**The problem:** Give back the full material, exactly as it reads.

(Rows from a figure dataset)
===

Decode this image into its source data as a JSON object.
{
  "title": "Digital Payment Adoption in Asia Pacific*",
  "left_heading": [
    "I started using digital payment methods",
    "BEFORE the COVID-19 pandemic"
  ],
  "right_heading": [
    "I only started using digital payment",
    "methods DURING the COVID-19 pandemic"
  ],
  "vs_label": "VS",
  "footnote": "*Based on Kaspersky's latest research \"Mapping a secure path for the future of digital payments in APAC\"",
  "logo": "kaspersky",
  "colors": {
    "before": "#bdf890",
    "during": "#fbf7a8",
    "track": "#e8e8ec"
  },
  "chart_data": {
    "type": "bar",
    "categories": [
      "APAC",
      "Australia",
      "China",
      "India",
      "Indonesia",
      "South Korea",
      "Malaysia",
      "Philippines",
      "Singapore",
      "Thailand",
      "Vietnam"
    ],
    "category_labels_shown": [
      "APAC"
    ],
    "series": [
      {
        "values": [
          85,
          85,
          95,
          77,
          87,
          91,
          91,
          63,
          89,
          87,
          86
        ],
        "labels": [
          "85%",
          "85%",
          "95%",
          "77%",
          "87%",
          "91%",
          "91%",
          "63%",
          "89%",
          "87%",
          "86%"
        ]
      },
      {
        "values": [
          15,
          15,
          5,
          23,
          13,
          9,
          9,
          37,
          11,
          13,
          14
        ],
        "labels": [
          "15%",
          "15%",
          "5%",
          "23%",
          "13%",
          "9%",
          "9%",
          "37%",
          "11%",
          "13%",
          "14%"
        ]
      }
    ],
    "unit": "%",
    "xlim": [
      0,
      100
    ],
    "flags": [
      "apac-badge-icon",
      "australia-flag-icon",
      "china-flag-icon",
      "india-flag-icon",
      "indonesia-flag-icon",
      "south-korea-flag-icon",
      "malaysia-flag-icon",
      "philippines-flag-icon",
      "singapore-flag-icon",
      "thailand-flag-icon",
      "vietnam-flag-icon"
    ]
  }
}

===

**Answer in full:**
Decode this image into its source data as a JSON object.
{
  "title": "Digital Payment Adoption in Asia Pacific*",
  "left_heading": [
    "I started using digital payment methods",
    "BEFORE the COVID-19 pandemic"
  ],
  "right_heading": [
    "I only started using digital payment",
    "methods DURING the COVID-19 pandemic"
  ],
  "vs_label": "VS",
  "footnote": "*Based on Kaspersky's latest research \"Mapping a secure path for the future of digital payments in APAC\"",
  "logo": "kaspersky",
  "colors": {
    "before": "#bdf890",
    "during": "#fbf7a8",
    "track": "#e8e8ec"
  },
  "chart_data": {
    "type": "bar",
    "categories": [
      "APAC",
      "Australia",
      "China",
      "India",
      "Indonesia",
      "South Korea",
      "Malaysia",
      "Philippines",
      "Singapore",
      "Thailand",
      "Vietnam"
    ],
    "category_labels_shown": [
      "APAC"
    ],
    "series": [
      {
        "values": [
          85,
          85,
          95,
          77,
          87,
          91,
          91,
          63,
          89,
          87,
          86
        ],
        "labels": [
          "85%",
          "85%",
          "95%",
          "77%",
          "87%",
          "91%",
          "91%",
          "63%",
          "89%",
          "87%",
          "86%"
        ]
      },
      {
        "values": [
          15,
          15,
          5,
          23,
          13,
          9,
          9,
          37,
          11,
          13,
          14
        ],
        "labels": [
          "15%",
          "15%",
          "5%",
          "23%",
          "13%",
          "9%",
          "9%",
          "37%",
          "11%",
          "13%",
          "14%"
        ]
      }
    ],
    "unit": "%",
    "xlim": [
      0,
      100
    ],
    "flags": [
      "apac-badge-icon",
      "australia-flag-icon",
      "china-flag-icon",
      "india-flag-icon",
      "indonesia-flag-icon",
      "south-korea-flag-icon",
      "malaysia-flag-icon",
      "philippines-flag-icon",
      "singapore-flag-icon",
      "thailand-flag-icon",
      "vietnam-flag-icon"
    ]
  }
}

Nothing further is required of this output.